### WORK REQUIRED
Could you extract every entry below and reproduce it exactly?

**** STORED RECORDS

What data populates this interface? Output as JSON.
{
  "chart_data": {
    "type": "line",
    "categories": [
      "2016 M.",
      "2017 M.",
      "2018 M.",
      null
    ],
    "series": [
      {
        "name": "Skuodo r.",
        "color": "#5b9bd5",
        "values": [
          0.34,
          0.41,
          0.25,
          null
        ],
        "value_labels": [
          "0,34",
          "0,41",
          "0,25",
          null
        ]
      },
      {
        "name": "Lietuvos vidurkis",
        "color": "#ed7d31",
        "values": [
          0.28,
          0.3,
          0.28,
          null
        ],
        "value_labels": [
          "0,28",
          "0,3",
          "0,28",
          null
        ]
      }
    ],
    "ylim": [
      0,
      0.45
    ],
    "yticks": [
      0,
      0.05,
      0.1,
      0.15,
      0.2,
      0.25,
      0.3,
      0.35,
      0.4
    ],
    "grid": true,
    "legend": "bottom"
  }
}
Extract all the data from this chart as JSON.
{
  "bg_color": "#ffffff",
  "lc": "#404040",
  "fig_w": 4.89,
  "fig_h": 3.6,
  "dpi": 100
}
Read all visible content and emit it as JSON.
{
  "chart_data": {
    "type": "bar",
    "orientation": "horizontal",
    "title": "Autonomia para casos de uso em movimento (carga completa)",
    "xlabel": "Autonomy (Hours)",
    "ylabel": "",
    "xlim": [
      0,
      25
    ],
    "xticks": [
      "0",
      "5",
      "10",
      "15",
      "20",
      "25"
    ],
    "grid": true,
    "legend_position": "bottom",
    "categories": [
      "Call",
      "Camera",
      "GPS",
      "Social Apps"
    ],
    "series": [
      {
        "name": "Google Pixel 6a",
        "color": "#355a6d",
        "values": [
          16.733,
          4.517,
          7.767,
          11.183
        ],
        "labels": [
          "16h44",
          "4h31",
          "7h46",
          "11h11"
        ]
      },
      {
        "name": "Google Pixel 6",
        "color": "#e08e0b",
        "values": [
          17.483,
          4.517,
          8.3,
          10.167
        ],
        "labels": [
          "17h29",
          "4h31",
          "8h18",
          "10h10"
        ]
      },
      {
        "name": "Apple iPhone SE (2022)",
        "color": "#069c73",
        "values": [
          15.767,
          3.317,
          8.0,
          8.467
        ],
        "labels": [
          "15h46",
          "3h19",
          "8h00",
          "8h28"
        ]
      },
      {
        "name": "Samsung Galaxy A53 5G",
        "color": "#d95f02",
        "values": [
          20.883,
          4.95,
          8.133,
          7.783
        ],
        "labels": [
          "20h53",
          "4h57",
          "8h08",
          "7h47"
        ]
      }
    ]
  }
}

********

### SOLUTION TO THIS PROBLEM
What data populates this interface? Output as JSON.
{
  "chart_data": {
    "type": "line",
    "categories": [
      "2016 M.",
      "2017 M.",
      "2018 M.",
      null
    ],
    "series": [
      {
        "name": "Skuodo r.",
        "color": "#5b9bd5",
        "values": [
          0.34,
          0.41,
          0.25,
          null
        ],
        "value_labels": [
          "0,34",
          "0,41",
          "0,25",
          null
        ]
      },
      {
        "name": "Lietuvos vidurkis",
        "color": "#ed7d31",
        "values": [
          0.28,
          0.3,
          0.28,
          null
        ],
        "value_labels": [
          "0,28",
          "0,3",
          "0,28",
          null
        ]
      }
    ],
    "ylim": [
      0,
      0.45
    ],
    "yticks": [
      0,
      0.05,
      0.1,
      0.15,
      0.2,
      0.25,
      0.3,
      0.35,
      0.4
    ],
    "grid": true,
    "legend": "bottom"
  }
}
Extract all the data from this chart as JSON.
{
  "bg_color": "#ffffff",
  "lc": "#404040",
  "fig_w": 4.89,
  "fig_h": 3.6,
  "dpi": 100
}
Read all visible content and emit it as JSON.
{
  "chart_data": {
    "type": "bar",
    "orientation": "horizontal",
    "title": "Autonomia para casos de uso em movimento (carga completa)",
    "xlabel": "Autonomy (Hours)",
    "ylabel": "",
    "xlim": [
      0,
      25
    ],
    "xticks": [
      "0",
      "5",
      "10",
      "15",
      "20",
      "25"
    ],
    "grid": true,
    "legend_position": "bottom",
    "categories": [
      "Call",
      "Camera",
      "GPS",
      "Social Apps"
    ],
    "series": [
      {
        "name": "Google Pixel 6a",
        "color": "#355a6d",
        "values": [
          16.733,
          4.517,
          7.767,
          11.183
        ],
        "labels": [
          "16h44",
          "4h31",
          "7h46",
          "11h11"
        ]
      },
      {
        "name": "Google Pixel 6",
        "color": "#e08e0b",
        "values": [
          17.483,
          4.517,
          8.3,
          10.167
        ],
        "labels": [
          "17h29",
          "4h31",
          "8h18",
          "10h10"
        ]
      },
      {
        "name": "Apple iPhone SE (2022)",
        "color": "#069c73",
        "values": [
          15.767,
          3.317,
          8.0,
          8.467
        ],
        "labels": [
          "15h46",
          "3h19",
          "8h00",
          "8h28"
        ]
      },
      {
        "name": "Samsung Galaxy A53 5G",
        "color": "#d95f02",
        "values": [
          20.883,
          4.95,
          8.133,
          7.783
        ],
        "labels": [
          "20h53",
          "4h57",
          "8h08",
          "7h47"
        ]
      }
    ]
  }
}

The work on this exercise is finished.